## EXERCISE INSTRUCTIONS:
Copy all records verbatim.

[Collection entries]
==============================
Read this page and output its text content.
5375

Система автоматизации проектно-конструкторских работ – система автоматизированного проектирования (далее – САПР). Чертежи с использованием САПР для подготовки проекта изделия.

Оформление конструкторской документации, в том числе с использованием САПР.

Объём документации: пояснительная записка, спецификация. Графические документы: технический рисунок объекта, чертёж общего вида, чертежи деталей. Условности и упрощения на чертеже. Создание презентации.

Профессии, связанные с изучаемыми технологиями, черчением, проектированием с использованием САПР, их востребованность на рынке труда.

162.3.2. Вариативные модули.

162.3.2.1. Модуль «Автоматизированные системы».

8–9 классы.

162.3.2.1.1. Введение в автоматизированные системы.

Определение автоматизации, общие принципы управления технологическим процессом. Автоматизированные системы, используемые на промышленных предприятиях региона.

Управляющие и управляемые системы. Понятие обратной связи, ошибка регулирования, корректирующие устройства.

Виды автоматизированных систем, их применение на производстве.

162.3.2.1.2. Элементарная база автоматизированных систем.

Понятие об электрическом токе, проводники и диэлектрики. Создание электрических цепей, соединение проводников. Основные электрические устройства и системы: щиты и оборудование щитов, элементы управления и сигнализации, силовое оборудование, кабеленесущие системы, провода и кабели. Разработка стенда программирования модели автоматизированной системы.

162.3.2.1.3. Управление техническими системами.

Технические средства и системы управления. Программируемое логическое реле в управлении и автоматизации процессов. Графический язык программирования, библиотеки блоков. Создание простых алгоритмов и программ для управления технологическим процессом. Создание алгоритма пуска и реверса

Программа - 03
==============================
## OUTPUT BELOW:
Read this page and output its text content.
5375

Система автоматизации проектно-конструкторских работ – система автоматизированного проектирования (далее – САПР). Чертежи с использованием САПР для подготовки проекта изделия.

Оформление конструкторской документации, в том числе с использованием САПР.

Объём документации: пояснительная записка, спецификация. Графические документы: технический рисунок объекта, чертёж общего вида, чертежи деталей. Условности и упрощения на чертеже. Создание презентации.

Профессии, связанные с изучаемыми технологиями, черчением, проектированием с использованием САПР, их востребованность на рынке труда.

162.3.2. Вариативные модули.

162.3.2.1. Модуль «Автоматизированные системы».

8–9 классы.

162.3.2.1.1. Введение в автоматизированные системы.

Определение автоматизации, общие принципы управления технологическим процессом. Автоматизированные системы, используемые на промышленных предприятиях региона.

Управляющие и управляемые системы. Понятие обратной связи, ошибка регулирования, корректирующие устройства.

Виды автоматизированных систем, их применение на производстве.

162.3.2.1.2. Элементарная база автоматизированных систем.

Понятие об электрическом токе, проводники и диэлектрики. Создание электрических цепей, соединение проводников. Основные электрические устройства и системы: щиты и оборудование щитов, элементы управления и сигнализации, силовое оборудование, кабеленесущие системы, провода и кабели. Разработка стенда программирования модели автоматизированной системы.

162.3.2.1.3. Управление техническими системами.

Технические средства и системы управления. Программируемое логическое реле в управлении и автоматизации процессов. Графический язык программирования, библиотеки блоков. Создание простых алгоритмов и программ для управления технологическим процессом. Создание алгоритма пуска и реверса

Программа - 03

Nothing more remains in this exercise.